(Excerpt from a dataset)
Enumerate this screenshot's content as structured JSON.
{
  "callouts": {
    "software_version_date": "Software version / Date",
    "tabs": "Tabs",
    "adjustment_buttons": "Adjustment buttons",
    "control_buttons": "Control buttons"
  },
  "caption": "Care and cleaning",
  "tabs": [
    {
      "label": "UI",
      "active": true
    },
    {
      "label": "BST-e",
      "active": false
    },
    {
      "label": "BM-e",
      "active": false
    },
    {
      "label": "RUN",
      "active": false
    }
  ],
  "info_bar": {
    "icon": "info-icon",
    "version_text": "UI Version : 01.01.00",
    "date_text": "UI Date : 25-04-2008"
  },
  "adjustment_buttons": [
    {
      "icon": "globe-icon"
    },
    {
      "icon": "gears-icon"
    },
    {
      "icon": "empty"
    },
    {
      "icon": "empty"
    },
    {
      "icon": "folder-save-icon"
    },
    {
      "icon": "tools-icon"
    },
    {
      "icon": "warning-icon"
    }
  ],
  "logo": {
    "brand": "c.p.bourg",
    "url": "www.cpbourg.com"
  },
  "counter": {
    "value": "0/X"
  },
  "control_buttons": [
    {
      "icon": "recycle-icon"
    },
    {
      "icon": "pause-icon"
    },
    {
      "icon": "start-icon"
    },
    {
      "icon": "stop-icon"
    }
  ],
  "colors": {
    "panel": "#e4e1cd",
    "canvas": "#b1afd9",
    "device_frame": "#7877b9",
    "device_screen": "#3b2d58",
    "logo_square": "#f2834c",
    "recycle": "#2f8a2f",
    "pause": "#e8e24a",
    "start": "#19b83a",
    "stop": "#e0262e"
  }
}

DIRECTIVE
Copy out each line of the records that holds the string "Date".

WRITTEN RESPONSE
    "software_version_date": "Software version / Date",
    "date_text": "UI Date : 25-04-2008"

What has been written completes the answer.